=== STATED PROBLEM ===
Repeat each record below exactly, dropping the pictures.

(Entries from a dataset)
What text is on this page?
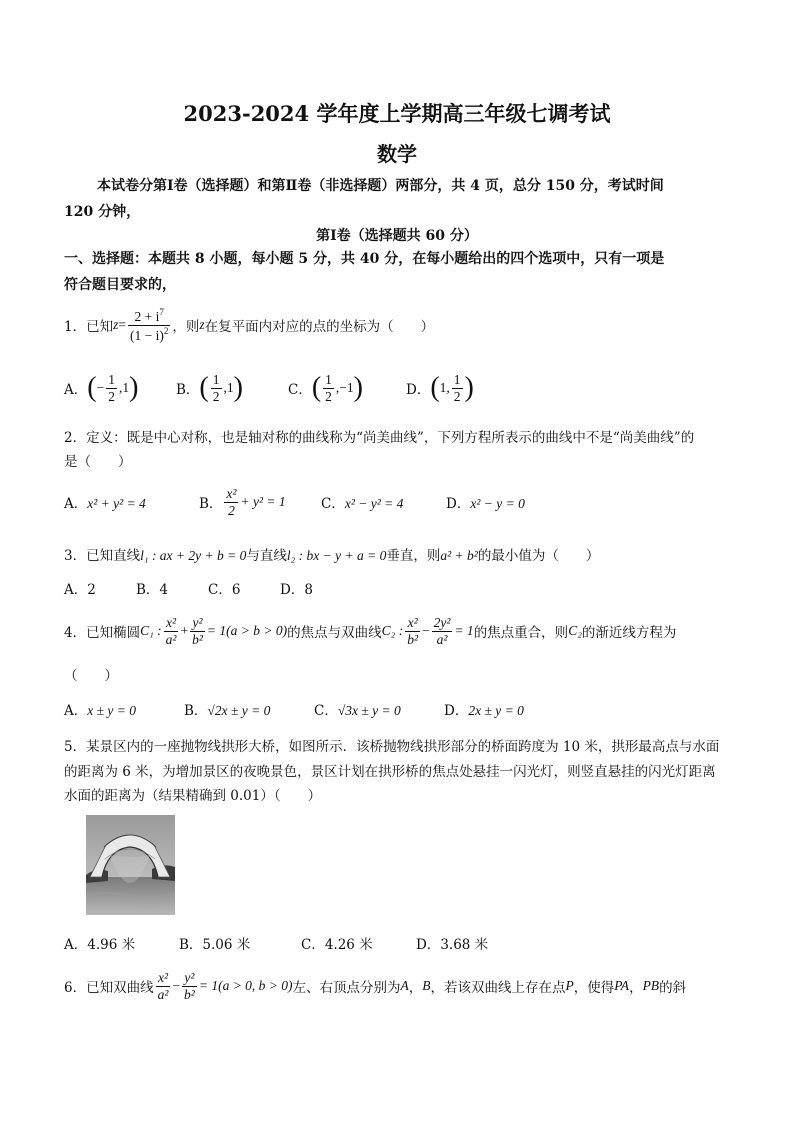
2023-2024 学年度上学期高三年级七调考试
数学
本试卷分第Ⅰ卷（选择题）和第Ⅱ卷（非选择题）两部分，共 4 页，总分 150 分，考试时间
120 分钟，
第Ⅰ卷（选择题共 60 分）
一、选择题：本题共 8 小题，每小题 5 分，共 40 分，在每小题给出的四个选项中，只有一项是
符合题目要求的，
1．已知 $z = \frac{2 + i^7}{(1 - i)^2}$ ，则 z 在复平面内对应的点的坐标为（　　）
A． ( − $\frac{1}{2} ,1$ )	B． ( $\frac{1}{2} ,1$ )	C． ( $\frac{1}{2} ,-1$ )	D． ( 1, $\frac{1}{2}$ )
2．定义：既是中心对称，也是轴对称的曲线称为“尚美曲线”，下列方程所表示的曲线中不是“尚美曲线”的
是（　　）
A．x² + y² = 4	B． $\frac{\text{x²}}{2} + y^2 = 1$	C．x² − y² = 4	D．x² − y = 0
3．已知直线l₁ : ax + 2y + b = 0与直线l₂ : bx − y + a = 0垂直，则a² + b²的最小值为（　　）
A．2	B．4	C．6	D．8
4．已知椭圆 C₁ : $\frac{\text{x²}}{\text{a²}} + \frac{\text{y²}}{\text{b²}} = 1(a > b > 0)$ 的焦点与双曲线 C₂ : $\frac{\text{x²}}{\text{b²}} - \frac{\text{2y²}}{\text{a²}} = 1$ 的焦点重合，则 C₂ 的渐近线方程为
（　　）
A．x ± y = 0	B．√2x ± y = 0	C．√3x ± y = 0	D．2x ± y = 0
5．某景区内的一座抛物线拱形大桥，如图所示．该桥抛物线拱形部分的桥面跨度为 10 米，拱形最高点与水面
的距离为 6 米，为增加景区的夜晚景色，景区计划在拱形桥的焦点处悬挂一闪光灯，则竖直悬挂的闪光灯距离
水面的距离为（结果精确到 0.01）（　　）
A．4.96 米	B．5.06 米	C．4.26 米	D．3.68 米
6．已知双曲线 $\frac{\text{x²}}{\text{a²}} - \frac{\text{y²}}{\text{b²}} = 1(a > 0$, b > 0) 左、右顶点分别为 A ， B ，若该双曲线上存在点 P ，使得 PA ， PB 的斜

=== REPLY TO THE TASK ===
What text is on this page?
2023-2024 学年度上学期高三年级七调考试
数学
本试卷分第Ⅰ卷（选择题）和第Ⅱ卷（非选择题）两部分，共 4 页，总分 150 分，考试时间
120 分钟，
第Ⅰ卷（选择题共 60 分）
一、选择题：本题共 8 小题，每小题 5 分，共 40 分，在每小题给出的四个选项中，只有一项是
符合题目要求的，
1．已知 $z = \frac{2 + i^7}{(1 - i)^2}$ ，则 z 在复平面内对应的点的坐标为（　　）
A． ( − $\frac{1}{2} ,1$ )	B． ( $\frac{1}{2} ,1$ )	C． ( $\frac{1}{2} ,-1$ )	D． ( 1, $\frac{1}{2}$ )
2．定义：既是中心对称，也是轴对称的曲线称为“尚美曲线”，下列方程所表示的曲线中不是“尚美曲线”的
是（　　）
A．x² + y² = 4	B． $\frac{\text{x²}}{2} + y^2 = 1$	C．x² − y² = 4	D．x² − y = 0
3．已知直线l₁ : ax + 2y + b = 0与直线l₂ : bx − y + a = 0垂直，则a² + b²的最小值为（　　）
A．2	B．4	C．6	D．8
4．已知椭圆 C₁ : $\frac{\text{x²}}{\text{a²}} + \frac{\text{y²}}{\text{b²}} = 1(a > b > 0)$ 的焦点与双曲线 C₂ : $\frac{\text{x²}}{\text{b²}} - \frac{\text{2y²}}{\text{a²}} = 1$ 的焦点重合，则 C₂ 的渐近线方程为
（　　）
A．x ± y = 0	B．√2x ± y = 0	C．√3x ± y = 0	D．2x ± y = 0
5．某景区内的一座抛物线拱形大桥，如图所示．该桥抛物线拱形部分的桥面跨度为 10 米，拱形最高点与水面
的距离为 6 米，为增加景区的夜晚景色，景区计划在拱形桥的焦点处悬挂一闪光灯，则竖直悬挂的闪光灯距离
水面的距离为（结果精确到 0.01）（　　）
A．4.96 米	B．5.06 米	C．4.26 米	D．3.68 米
6．已知双曲线 $\frac{\text{x²}}{\text{a²}} - \frac{\text{y²}}{\text{b²}} = 1(a > 0$, b > 0) 左、右顶点分别为 A ， B ，若该双曲线上存在点 P ，使得 PA ， PB 的斜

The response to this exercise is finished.